> **WHAT THE TASK REQUIRES**:
All of the material should be reproduced exactly, with pictures left out.

**** EXCERPTED DATA ****

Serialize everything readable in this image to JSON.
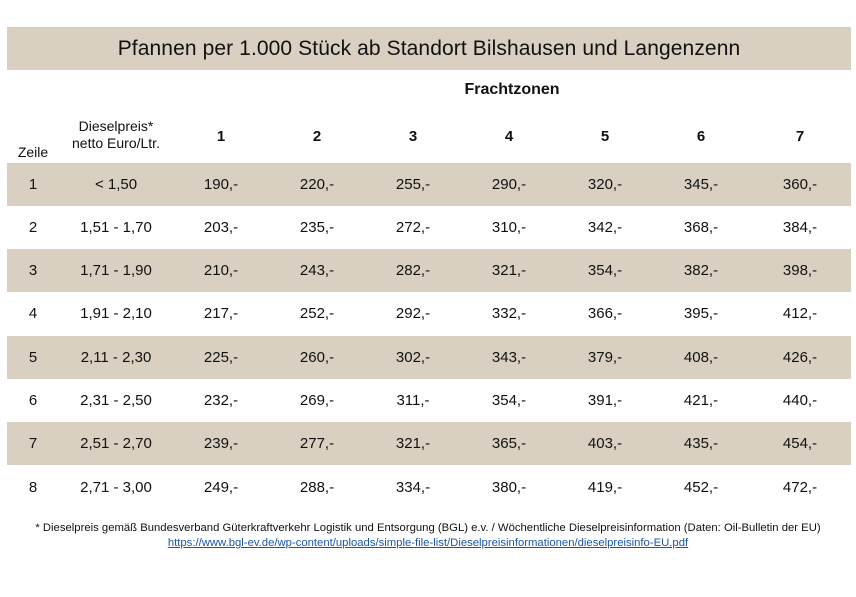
{
  "title": "Pfannen per 1.000 Stück ab Standort Bilshausen und Langenzenn",
  "zones_heading": "Frachtzonen",
  "headers": {
    "row_label": "Zeile",
    "diesel_line1": "Dieselpreis*",
    "diesel_line2": "netto Euro/Ltr.",
    "zones": [
      "1",
      "2",
      "3",
      "4",
      "5",
      "6",
      "7"
    ]
  },
  "rows": [
    {
      "zeile": "1",
      "diesel": "< 1,50",
      "prices": [
        "190,-",
        "220,-",
        "255,-",
        "290,-",
        "320,-",
        "345,-",
        "360,-"
      ]
    },
    {
      "zeile": "2",
      "diesel": "1,51 - 1,70",
      "prices": [
        "203,-",
        "235,-",
        "272,-",
        "310,-",
        "342,-",
        "368,-",
        "384,-"
      ]
    },
    {
      "zeile": "3",
      "diesel": "1,71 - 1,90",
      "prices": [
        "210,-",
        "243,-",
        "282,-",
        "321,-",
        "354,-",
        "382,-",
        "398,-"
      ]
    },
    {
      "zeile": "4",
      "diesel": "1,91 - 2,10",
      "prices": [
        "217,-",
        "252,-",
        "292,-",
        "332,-",
        "366,-",
        "395,-",
        "412,-"
      ]
    },
    {
      "zeile": "5",
      "diesel": "2,11 - 2,30",
      "prices": [
        "225,-",
        "260,-",
        "302,-",
        "343,-",
        "379,-",
        "408,-",
        "426,-"
      ]
    },
    {
      "zeile": "6",
      "diesel": "2,31 - 2,50",
      "prices": [
        "232,-",
        "269,-",
        "311,-",
        "354,-",
        "391,-",
        "421,-",
        "440,-"
      ]
    },
    {
      "zeile": "7",
      "diesel": "2,51 - 2,70",
      "prices": [
        "239,-",
        "277,-",
        "321,-",
        "365,-",
        "403,-",
        "435,-",
        "454,-"
      ]
    },
    {
      "zeile": "8",
      "diesel": "2,71 - 3,00",
      "prices": [
        "249,-",
        "288,-",
        "334,-",
        "380,-",
        "419,-",
        "452,-",
        "472,-"
      ]
    }
  ],
  "footnote": "* Dieselpreis gemäß Bundesverband Güterkraftverkehr Logistik und Entsorgung (BGL) e.v. / Wöchentliche Dieselpreisinformation (Daten: Oil-Bulletin der EU)",
  "link": "https://www.bgl-ev.de/wp-content/uploads/simple-file-list/Dieselpreisinformationen/dieselpreisinfo-EU.pdf",
  "colors": {
    "band": "#d9d0c1",
    "link": "#1a56a8",
    "text": "#111111"
  }
}
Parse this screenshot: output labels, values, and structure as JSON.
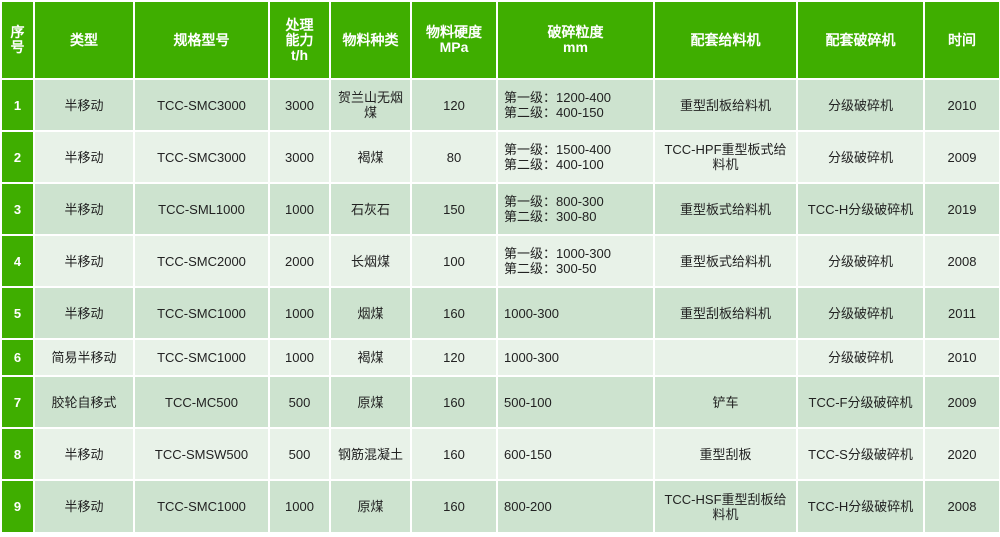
{
  "colors": {
    "header": "#3fae00",
    "row_odd": "#cde3cf",
    "row_even": "#e8f2e8"
  },
  "headers": [
    "序号",
    "类型",
    "规格型号",
    "处理能力t/h",
    "物料种类",
    "物料硬度MPa",
    "破碎粒度mm",
    "配套给料机",
    "配套破碎机",
    "时间"
  ],
  "header_lines": {
    "idx": [
      "序",
      "号"
    ],
    "capacity": [
      "处理",
      "能力",
      "t/h"
    ],
    "hardness": [
      "物料硬度",
      "MPa"
    ],
    "size": [
      "破碎粒度",
      "mm"
    ]
  },
  "rows": [
    {
      "idx": "1",
      "type": "半移动",
      "model": "TCC-SMC3000",
      "capacity": "3000",
      "material": "贺兰山无烟煤",
      "hardness": "120",
      "size": "第一级：1200-400\n第二级：400-150",
      "feeder": "重型刮板给料机",
      "crusher": "分级破碎机",
      "year": "2010"
    },
    {
      "idx": "2",
      "type": "半移动",
      "model": "TCC-SMC3000",
      "capacity": "3000",
      "material": "褐煤",
      "hardness": "80",
      "size": "第一级：1500-400\n第二级：400-100",
      "feeder": "TCC-HPF重型板式给料机",
      "crusher": "分级破碎机",
      "year": "2009"
    },
    {
      "idx": "3",
      "type": "半移动",
      "model": "TCC-SML1000",
      "capacity": "1000",
      "material": "石灰石",
      "hardness": "150",
      "size": "第一级：800-300\n第二级：300-80",
      "feeder": "重型板式给料机",
      "crusher": "TCC-H分级破碎机",
      "year": "2019"
    },
    {
      "idx": "4",
      "type": "半移动",
      "model": "TCC-SMC2000",
      "capacity": "2000",
      "material": "长烟煤",
      "hardness": "100",
      "size": "第一级：1000-300\n第二级：300-50",
      "feeder": "重型板式给料机",
      "crusher": "分级破碎机",
      "year": "2008"
    },
    {
      "idx": "5",
      "type": "半移动",
      "model": "TCC-SMC1000",
      "capacity": "1000",
      "material": "烟煤",
      "hardness": "160",
      "size": "1000-300",
      "feeder": "重型刮板给料机",
      "crusher": "分级破碎机",
      "year": "2011"
    },
    {
      "idx": "6",
      "type": "简易半移动",
      "model": "TCC-SMC1000",
      "capacity": "1000",
      "material": "褐煤",
      "hardness": "120",
      "size": "1000-300",
      "feeder": "",
      "crusher": "分级破碎机",
      "year": "2010"
    },
    {
      "idx": "7",
      "type": "胶轮自移式",
      "model": "TCC-MC500",
      "capacity": "500",
      "material": "原煤",
      "hardness": "160",
      "size": "500-100",
      "feeder": "铲车",
      "crusher": "TCC-F分级破碎机",
      "year": "2009"
    },
    {
      "idx": "8",
      "type": "半移动",
      "model": "TCC-SMSW500",
      "capacity": "500",
      "material": "钢筋混凝土",
      "hardness": "160",
      "size": "600-150",
      "feeder": "重型刮板",
      "crusher": "TCC-S分级破碎机",
      "year": "2020"
    },
    {
      "idx": "9",
      "type": "半移动",
      "model": "TCC-SMC1000",
      "capacity": "1000",
      "material": "原煤",
      "hardness": "160",
      "size": "800-200",
      "feeder": "TCC-HSF重型刮板给料机",
      "crusher": "TCC-H分级破碎机",
      "year": "2008"
    }
  ]
}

****

> **ANSWER BELOW**:
Serialize everything readable in this image to JSON.
{
  "title": "Pfannen per 1.000 Stück ab Standort Bilshausen und Langenzenn",
  "zones_heading": "Frachtzonen",
  "headers": {
    "row_label": "Zeile",
    "diesel_line1": "Dieselpreis*",
    "diesel_line2": "netto Euro/Ltr.",
    "zones": [
      "1",
      "2",
      "3",
      "4",
      "5",
      "6",
      "7"
    ]
  },
  "rows": [
    {
      "zeile": "1",
      "diesel": "< 1,50",
      "prices": [
        "190,-",
        "220,-",
        "255,-",
        "290,-",
        "320,-",
        "345,-",
        "360,-"
      ]
    },
    {
      "zeile": "2",
      "diesel": "1,51 - 1,70",
      "prices": [
        "203,-",
        "235,-",
        "272,-",
        "310,-",
        "342,-",
        "368,-",
        "384,-"
      ]
    },
    {
      "zeile": "3",
      "diesel": "1,71 - 1,90",
      "prices": [
        "210,-",
        "243,-",
        "282,-",
        "321,-",
        "354,-",
        "382,-",
        "398,-"
      ]
    },
    {
      "zeile": "4",
      "diesel": "1,91 - 2,10",
      "prices": [
        "217,-",
        "252,-",
        "292,-",
        "332,-",
        "366,-",
        "395,-",
        "412,-"
      ]
    },
    {
      "zeile": "5",
      "diesel": "2,11 - 2,30",
      "prices": [
        "225,-",
        "260,-",
        "302,-",
        "343,-",
        "379,-",
        "408,-",
        "426,-"
      ]
    },
    {
      "zeile": "6",
      "diesel": "2,31 - 2,50",
      "prices": [
        "232,-",
        "269,-",
        "311,-",
        "354,-",
        "391,-",
        "421,-",
        "440,-"
      ]
    },
    {
      "zeile": "7",
      "diesel": "2,51 - 2,70",
      "prices": [
        "239,-",
        "277,-",
        "321,-",
        "365,-",
        "403,-",
        "435,-",
        "454,-"
      ]
    },
    {
      "zeile": "8",
      "diesel": "2,71 - 3,00",
      "prices": [
        "249,-",
        "288,-",
        "334,-",
        "380,-",
        "419,-",
        "452,-",
        "472,-"
      ]
    }
  ],
  "footnote": "* Dieselpreis gemäß Bundesverband Güterkraftverkehr Logistik und Entsorgung (BGL) e.v. / Wöchentliche Dieselpreisinformation (Daten: Oil-Bulletin der EU)",
  "link": "https://www.bgl-ev.de/wp-content/uploads/simple-file-list/Dieselpreisinformationen/dieselpreisinfo-EU.pdf",
  "colors": {
    "band": "#d9d0c1",
    "link": "#1a56a8",
    "text": "#111111"
  }
}
Parse this screenshot: output labels, values, and structure as JSON.
{
  "colors": {
    "header": "#3fae00",
    "row_odd": "#cde3cf",
    "row_even": "#e8f2e8"
  },
  "headers": [
    "序号",
    "类型",
    "规格型号",
    "处理能力t/h",
    "物料种类",
    "物料硬度MPa",
    "破碎粒度mm",
    "配套给料机",
    "配套破碎机",
    "时间"
  ],
  "header_lines": {
    "idx": [
      "序",
      "号"
    ],
    "capacity": [
      "处理",
      "能力",
      "t/h"
    ],
    "hardness": [
      "物料硬度",
      "MPa"
    ],
    "size": [
      "破碎粒度",
      "mm"
    ]
  },
  "rows": [
    {
      "idx": "1",
      "type": "半移动",
      "model": "TCC-SMC3000",
      "capacity": "3000",
      "material": "贺兰山无烟煤",
      "hardness": "120",
      "size": "第一级：1200-400\n第二级：400-150",
      "feeder": "重型刮板给料机",
      "crusher": "分级破碎机",
      "year": "2010"
    },
    {
      "idx": "2",
      "type": "半移动",
      "model": "TCC-SMC3000",
      "capacity": "3000",
      "material": "褐煤",
      "hardness": "80",
      "size": "第一级：1500-400\n第二级：400-100",
      "feeder": "TCC-HPF重型板式给料机",
      "crusher": "分级破碎机",
      "year": "2009"
    },
    {
      "idx": "3",
      "type": "半移动",
      "model": "TCC-SML1000",
      "capacity": "1000",
      "material": "石灰石",
      "hardness": "150",
      "size": "第一级：800-300\n第二级：300-80",
      "feeder": "重型板式给料机",
      "crusher": "TCC-H分级破碎机",
      "year": "2019"
    },
    {
      "idx": "4",
      "type": "半移动",
      "model": "TCC-SMC2000",
      "capacity": "2000",
      "material": "长烟煤",
      "hardness": "100",
      "size": "第一级：1000-300\n第二级：300-50",
      "feeder": "重型板式给料机",
      "crusher": "分级破碎机",
      "year": "2008"
    },
    {
      "idx": "5",
      "type": "半移动",
      "model": "TCC-SMC1000",
      "capacity": "1000",
      "material": "烟煤",
      "hardness": "160",
      "size": "1000-300",
      "feeder": "重型刮板给料机",
      "crusher": "分级破碎机",
      "year": "2011"
    },
    {
      "idx": "6",
      "type": "简易半移动",
      "model": "TCC-SMC1000",
      "capacity": "1000",
      "material": "褐煤",
      "hardness": "120",
      "size": "1000-300",
      "feeder": "",
      "crusher": "分级破碎机",
      "year": "2010"
    },
    {
      "idx": "7",
      "type": "胶轮自移式",
      "model": "TCC-MC500",
      "capacity": "500",
      "material": "原煤",
      "hardness": "160",
      "size": "500-100",
      "feeder": "铲车",
      "crusher": "TCC-F分级破碎机",
      "year": "2009"
    },
    {
      "idx": "8",
      "type": "半移动",
      "model": "TCC-SMSW500",
      "capacity": "500",
      "material": "钢筋混凝土",
      "hardness": "160",
      "size": "600-150",
      "feeder": "重型刮板",
      "crusher": "TCC-S分级破碎机",
      "year": "2020"
    },
    {
      "idx": "9",
      "type": "半移动",
      "model": "TCC-SMC1000",
      "capacity": "1000",
      "material": "原煤",
      "hardness": "160",
      "size": "800-200",
      "feeder": "TCC-HSF重型刮板给料机",
      "crusher": "TCC-H分级破碎机",
      "year": "2008"
    }
  ]
}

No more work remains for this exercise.